Requirement> Return the entries verbatim and drop every picture.

Task input>
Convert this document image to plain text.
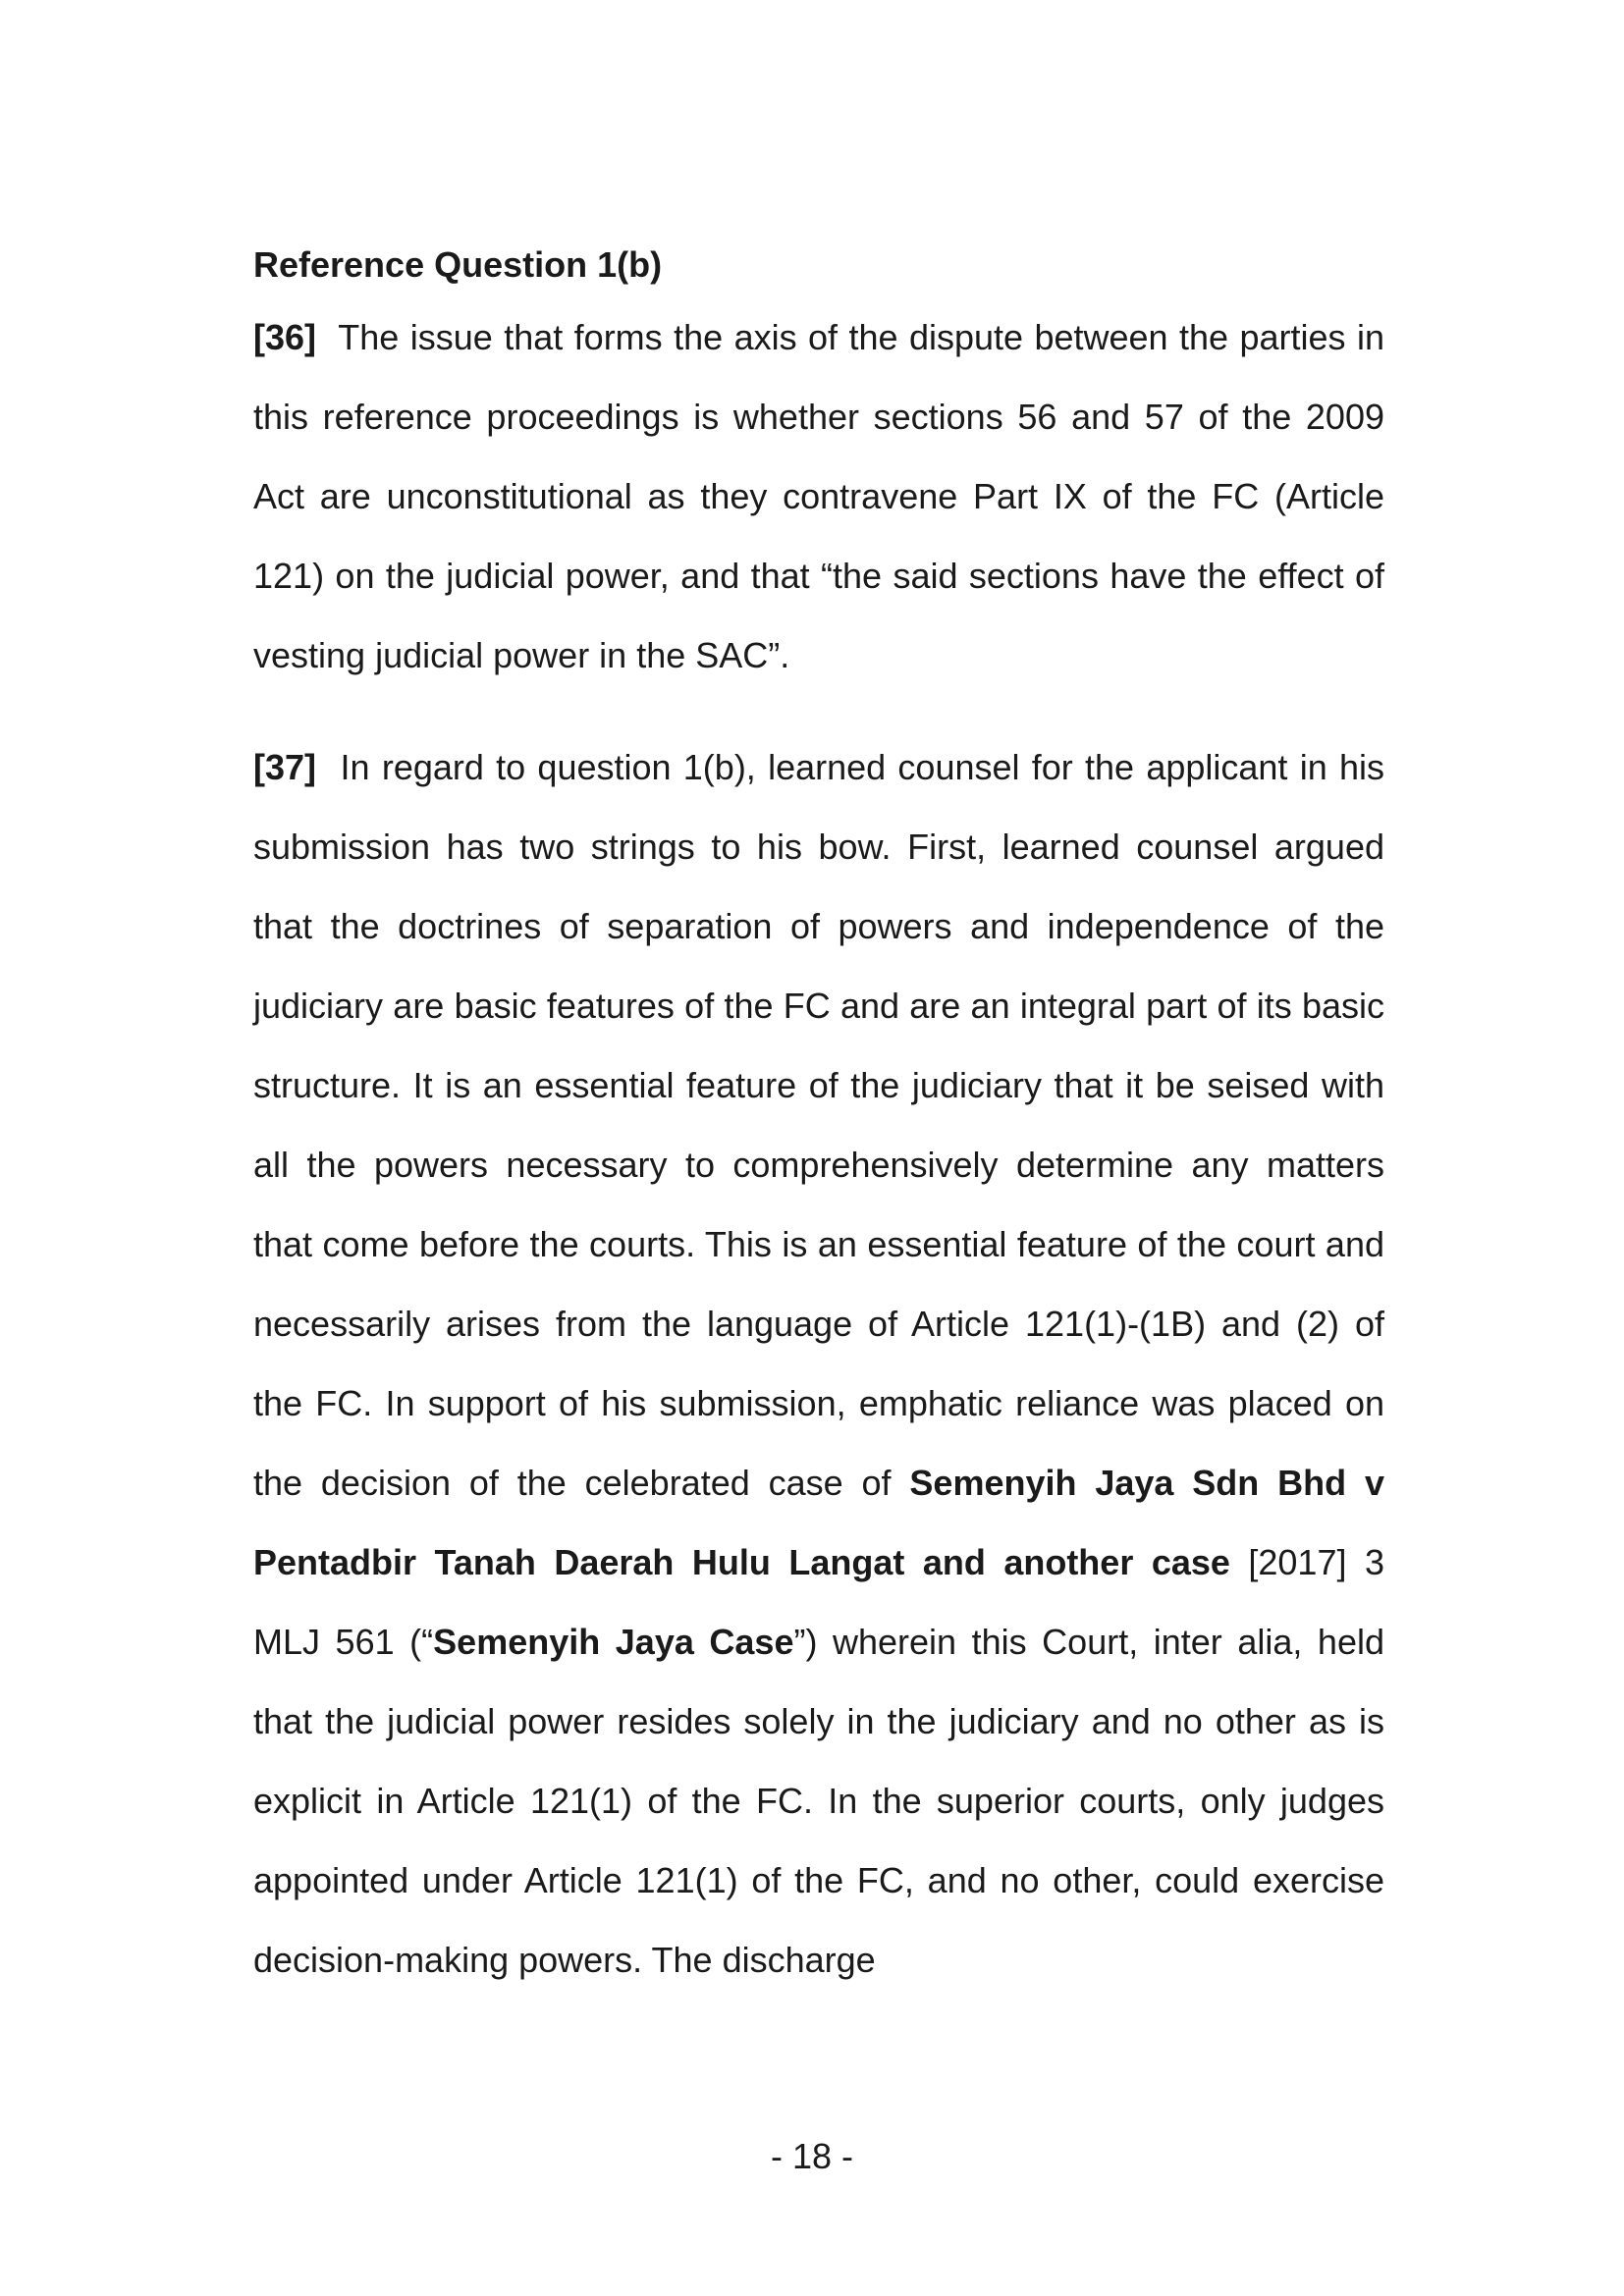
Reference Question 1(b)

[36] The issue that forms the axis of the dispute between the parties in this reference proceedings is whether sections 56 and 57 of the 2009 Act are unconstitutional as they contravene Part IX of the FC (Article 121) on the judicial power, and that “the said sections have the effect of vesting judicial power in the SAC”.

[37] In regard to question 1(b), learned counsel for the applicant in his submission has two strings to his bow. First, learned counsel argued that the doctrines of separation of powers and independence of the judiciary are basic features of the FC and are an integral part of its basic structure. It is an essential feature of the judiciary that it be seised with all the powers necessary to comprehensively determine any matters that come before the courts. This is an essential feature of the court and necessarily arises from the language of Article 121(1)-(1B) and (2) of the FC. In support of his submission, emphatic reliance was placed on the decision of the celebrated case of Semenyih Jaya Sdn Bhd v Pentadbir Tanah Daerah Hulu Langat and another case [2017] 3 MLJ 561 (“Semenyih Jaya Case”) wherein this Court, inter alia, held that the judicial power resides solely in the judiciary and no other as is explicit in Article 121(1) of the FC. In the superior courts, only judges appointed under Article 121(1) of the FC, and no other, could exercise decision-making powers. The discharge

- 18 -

Task response>
Convert this document image to plain text.
Reference Question 1(b)

[36] The issue that forms the axis of the dispute between the parties in this reference proceedings is whether sections 56 and 57 of the 2009 Act are unconstitutional as they contravene Part IX of the FC (Article 121) on the judicial power, and that “the said sections have the effect of vesting judicial power in the SAC”.

[37] In regard to question 1(b), learned counsel for the applicant in his submission has two strings to his bow. First, learned counsel argued that the doctrines of separation of powers and independence of the judiciary are basic features of the FC and are an integral part of its basic structure. It is an essential feature of the judiciary that it be seised with all the powers necessary to comprehensively determine any matters that come before the courts. This is an essential feature of the court and necessarily arises from the language of Article 121(1)-(1B) and (2) of the FC. In support of his submission, emphatic reliance was placed on the decision of the celebrated case of Semenyih Jaya Sdn Bhd v Pentadbir Tanah Daerah Hulu Langat and another case [2017] 3 MLJ 561 (“Semenyih Jaya Case”) wherein this Court, inter alia, held that the judicial power resides solely in the judiciary and no other as is explicit in Article 121(1) of the FC. In the superior courts, only judges appointed under Article 121(1) of the FC, and no other, could exercise decision-making powers. The discharge

- 18 -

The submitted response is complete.